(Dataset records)
==============================

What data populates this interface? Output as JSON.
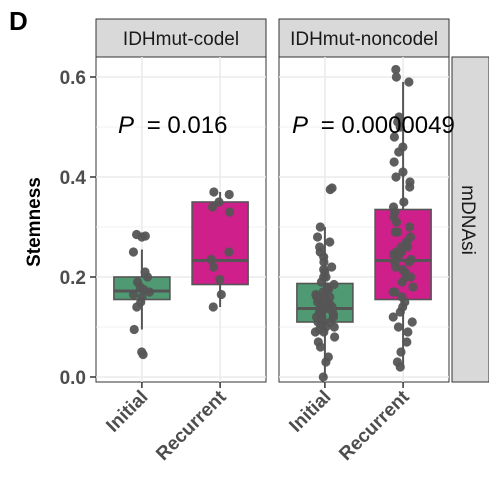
{
  "figure": {
    "panel_letter": "D",
    "row_strip": "mDNAsi"
  },
  "colors": {
    "Initial": "#4f9a72",
    "Recurrent": "#cf1f8a",
    "point": "#555555",
    "strip_fill": "#d9d9d9",
    "grid": "#ebebeb"
  },
  "chart_data": {
    "type": "box",
    "ylabel": "Stemness",
    "xlabel": "",
    "ylim": [
      -0.01,
      0.64
    ],
    "yticks": [
      0.0,
      0.2,
      0.4,
      0.6
    ],
    "ytick_labels": [
      "0.0",
      "0.2",
      "0.4",
      "0.6"
    ],
    "categories": [
      "Initial",
      "Recurrent"
    ],
    "grid": true,
    "legend": "none",
    "panels": [
      {
        "facet": "IDHmut-codel",
        "p_label": "P",
        "p_value": "= 0.016",
        "groups": [
          {
            "category": "Initial",
            "box": {
              "min": 0.095,
              "q1": 0.155,
              "median": 0.172,
              "q3": 0.2,
              "max": 0.255
            },
            "points": [
              0.05,
              0.045,
              0.095,
              0.14,
              0.15,
              0.16,
              0.165,
              0.17,
              0.175,
              0.18,
              0.19,
              0.2,
              0.21,
              0.25,
              0.28,
              0.285,
              0.282
            ]
          },
          {
            "category": "Recurrent",
            "box": {
              "min": 0.14,
              "q1": 0.185,
              "median": 0.233,
              "q3": 0.35,
              "max": 0.37
            },
            "points": [
              0.14,
              0.165,
              0.195,
              0.22,
              0.235,
              0.25,
              0.33,
              0.34,
              0.35,
              0.365,
              0.37
            ]
          }
        ]
      },
      {
        "facet": "IDHmut-noncodel",
        "p_label": "P",
        "p_value": "= 0.0000049",
        "groups": [
          {
            "category": "Initial",
            "box": {
              "min": 0.0,
              "q1": 0.11,
              "median": 0.137,
              "q3": 0.187,
              "max": 0.3
            },
            "points": [
              0.0,
              0.03,
              0.04,
              0.06,
              0.07,
              0.08,
              0.09,
              0.095,
              0.1,
              0.105,
              0.11,
              0.11,
              0.115,
              0.12,
              0.12,
              0.125,
              0.13,
              0.13,
              0.135,
              0.135,
              0.14,
              0.14,
              0.145,
              0.15,
              0.15,
              0.155,
              0.16,
              0.16,
              0.165,
              0.17,
              0.175,
              0.18,
              0.185,
              0.19,
              0.2,
              0.21,
              0.215,
              0.22,
              0.23,
              0.24,
              0.25,
              0.26,
              0.27,
              0.28,
              0.3,
              0.375,
              0.378,
              0.1,
              0.12,
              0.14,
              0.16,
              0.18,
              0.2,
              0.09,
              0.13
            ]
          },
          {
            "category": "Recurrent",
            "box": {
              "min": 0.02,
              "q1": 0.155,
              "median": 0.233,
              "q3": 0.335,
              "max": 0.59
            },
            "points": [
              0.02,
              0.03,
              0.05,
              0.07,
              0.09,
              0.1,
              0.11,
              0.12,
              0.13,
              0.15,
              0.16,
              0.17,
              0.18,
              0.19,
              0.2,
              0.21,
              0.215,
              0.22,
              0.23,
              0.235,
              0.24,
              0.245,
              0.25,
              0.26,
              0.265,
              0.27,
              0.28,
              0.29,
              0.3,
              0.31,
              0.32,
              0.33,
              0.34,
              0.35,
              0.38,
              0.39,
              0.4,
              0.41,
              0.43,
              0.45,
              0.46,
              0.48,
              0.5,
              0.51,
              0.52,
              0.59,
              0.615,
              0.6,
              0.17,
              0.2,
              0.23,
              0.26,
              0.29,
              0.14,
              0.25
            ]
          }
        ]
      }
    ]
  }
}
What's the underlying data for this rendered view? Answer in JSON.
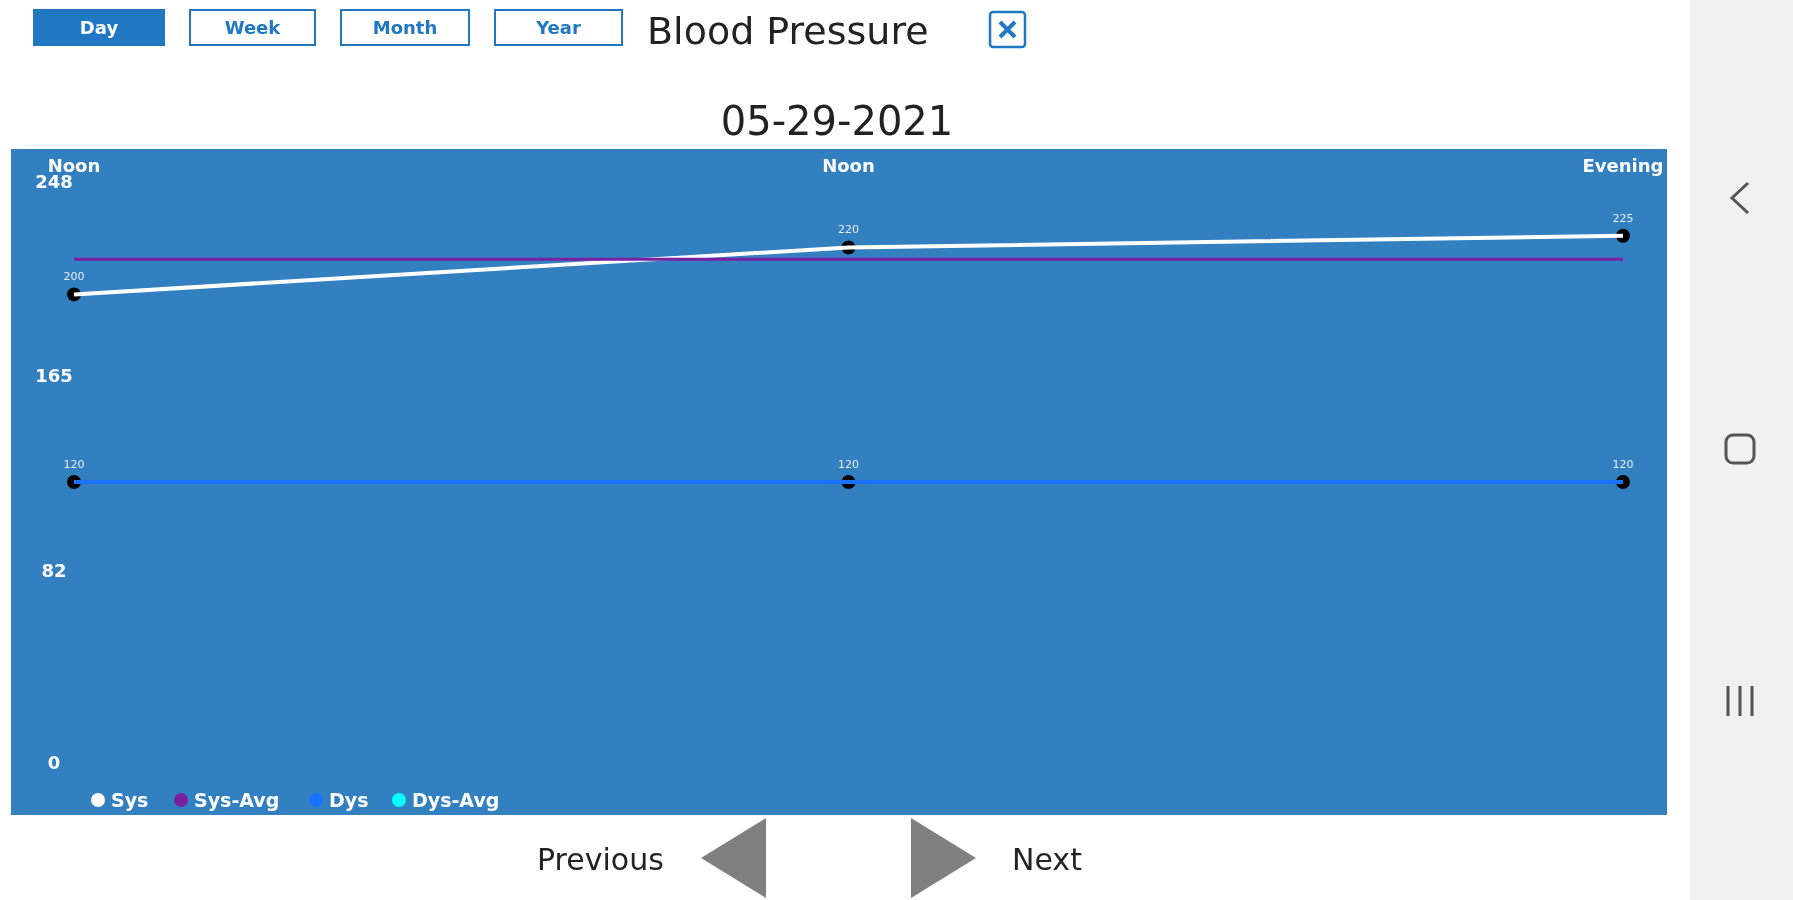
{
  "chart_data": {
    "type": "line",
    "title": "Blood Pressure",
    "subtitle": "05-29-2021",
    "categories": [
      "Noon",
      "Noon",
      "Evening"
    ],
    "series": [
      {
        "name": "Sys",
        "color": "#ffffff",
        "values": [
          200,
          220,
          225
        ],
        "marker": "circle",
        "value_labels": [
          "200",
          "220",
          "225"
        ]
      },
      {
        "name": "Sys-Avg",
        "color": "#7b1fa2",
        "values": [
          215,
          215,
          215
        ],
        "marker": "none"
      },
      {
        "name": "Dys",
        "color": "#1a73ff",
        "values": [
          120,
          120,
          120
        ],
        "marker": "circle",
        "value_labels": [
          "120",
          "120",
          "120"
        ]
      },
      {
        "name": "Dys-Avg",
        "color": "#00ffff",
        "values": [
          null,
          null,
          null
        ],
        "marker": "none"
      }
    ],
    "ylim": [
      -22,
      262
    ],
    "yticks": [
      0,
      82,
      165,
      248
    ],
    "grid": false,
    "legend": "bottom left",
    "annotations": [
      "Day",
      "Week",
      "Month",
      "Year",
      "Previous",
      "Next"
    ]
  }
}
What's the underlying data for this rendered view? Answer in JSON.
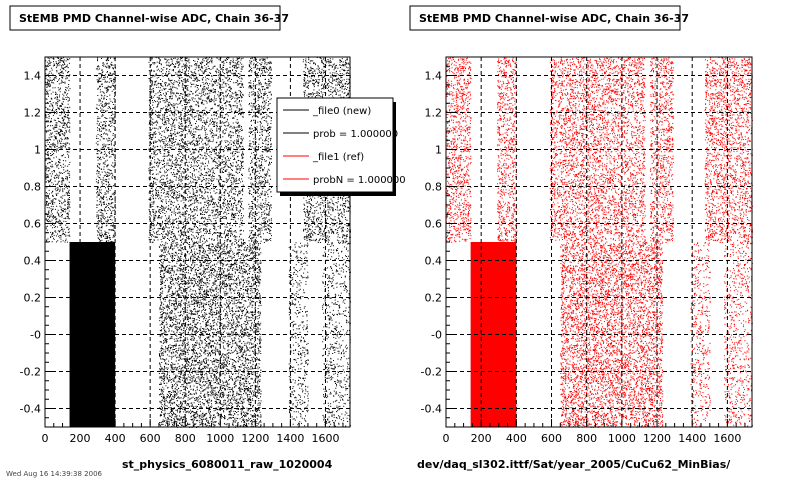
{
  "chart_data": [
    {
      "type": "scatter",
      "title": "StEMB PMD Channel-wise ADC, Chain 36-37",
      "xlabel": "st_physics_6080011_raw_1020004",
      "xlim": [
        0,
        1740
      ],
      "ylim": [
        -0.5,
        1.5
      ],
      "xticks": [
        "0",
        "200",
        "400",
        "600",
        "800",
        "1000",
        "1200",
        "1400",
        "1600"
      ],
      "yticks": [
        "-0.4",
        "-0.2",
        "-0",
        "0.2",
        "0.4",
        "0.6",
        "0.8",
        "1",
        "1.2",
        "1.4"
      ],
      "series": [
        {
          "name": "_file0 (new)",
          "color": "#000000",
          "upper_bands_y": [
            0.5,
            1.5
          ],
          "upper_bands_x": [
            [
              0,
              140
            ],
            [
              290,
              400
            ],
            [
              590,
              1130
            ],
            [
              1160,
              1290
            ],
            [
              1470,
              1740
            ]
          ],
          "lower_bands_y": [
            -0.5,
            0.5
          ],
          "lower_solid_x": [
            [
              140,
              400
            ]
          ],
          "lower_dense_x": [
            [
              650,
              1230
            ]
          ],
          "lower_sparse_x": [
            [
              1390,
              1500
            ],
            [
              1580,
              1740
            ]
          ]
        }
      ],
      "legend": {
        "position": "top-right",
        "entries": [
          {
            "label": "_file0 (new)",
            "color": "#000000"
          },
          {
            "label": "prob = 1.000000",
            "color": "#000000"
          },
          {
            "label": "_file1 (ref)",
            "color": "#ff0000"
          },
          {
            "label": "probN = 1.000000",
            "color": "#ff0000"
          }
        ]
      },
      "grid": "x and y dashed"
    },
    {
      "type": "scatter",
      "title": "StEMB PMD Channel-wise ADC, Chain 36-37",
      "xlabel": "dev/daq_sl302.ittf/Sat/year_2005/CuCu62_MinBias/",
      "xlim": [
        0,
        1740
      ],
      "ylim": [
        -0.5,
        1.5
      ],
      "xticks": [
        "0",
        "200",
        "400",
        "600",
        "800",
        "1000",
        "1200",
        "1400",
        "1600"
      ],
      "yticks": [
        "-0.4",
        "-0.2",
        "-0",
        "0.2",
        "0.4",
        "0.6",
        "0.8",
        "1",
        "1.2",
        "1.4"
      ],
      "series": [
        {
          "name": "_file1 (ref)",
          "color": "#ff0000",
          "upper_bands_y": [
            0.5,
            1.5
          ],
          "upper_bands_x": [
            [
              0,
              140
            ],
            [
              290,
              400
            ],
            [
              590,
              1130
            ],
            [
              1160,
              1290
            ],
            [
              1470,
              1740
            ]
          ],
          "lower_bands_y": [
            -0.5,
            0.5
          ],
          "lower_solid_x": [
            [
              140,
              400
            ]
          ],
          "lower_dense_x": [
            [
              650,
              1230
            ]
          ],
          "lower_sparse_x": [
            [
              1390,
              1500
            ],
            [
              1580,
              1740
            ]
          ]
        }
      ],
      "grid": "x and y dashed"
    }
  ],
  "footer_stamp": "Wed Aug 16 14:39:38 2006"
}
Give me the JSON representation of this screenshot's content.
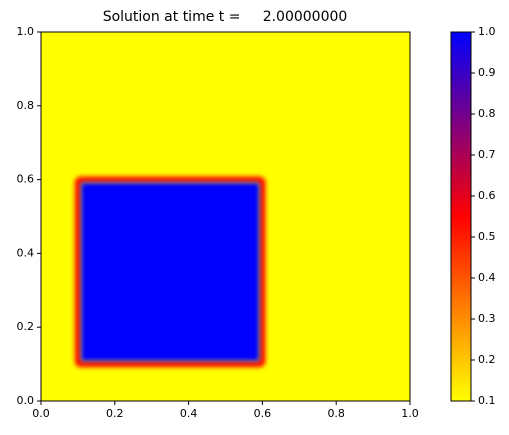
{
  "chart_data": {
    "type": "heatmap",
    "title": "Solution at time t =     2.00000000",
    "background_value": 0.1,
    "regions": [
      {
        "xlim": [
          0.1,
          0.6
        ],
        "ylim": [
          0.1,
          0.6
        ],
        "value": 1.0
      }
    ],
    "xlim": [
      0,
      1
    ],
    "ylim": [
      0,
      1
    ],
    "xticks": [
      {
        "value": 0,
        "label": "0.0"
      },
      0.2,
      0.4,
      0.6,
      0.8,
      {
        "value": 1,
        "label": "1.0"
      }
    ],
    "yticks": [
      {
        "value": 0,
        "label": "0.0"
      },
      0.2,
      0.4,
      0.6,
      0.8,
      {
        "value": 1,
        "label": "1.0"
      }
    ],
    "colormap": {
      "values": [
        0.1,
        0.55,
        1.0
      ],
      "colors": [
        "#ffff00",
        "#ff0000",
        "#0000ff"
      ]
    },
    "clim": [
      0.1,
      1
    ],
    "cticks": [
      0.1,
      0.2,
      0.3,
      0.4,
      0.5,
      0.6,
      0.7,
      0.8,
      0.9,
      {
        "value": 1,
        "label": "1.0"
      }
    ]
  }
}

==============================

▸ **Problem statement**: Tally the lines of the preceding listing in which the word "median" appears; state nothing but the total.

▸ **Answer for this exercise**: 4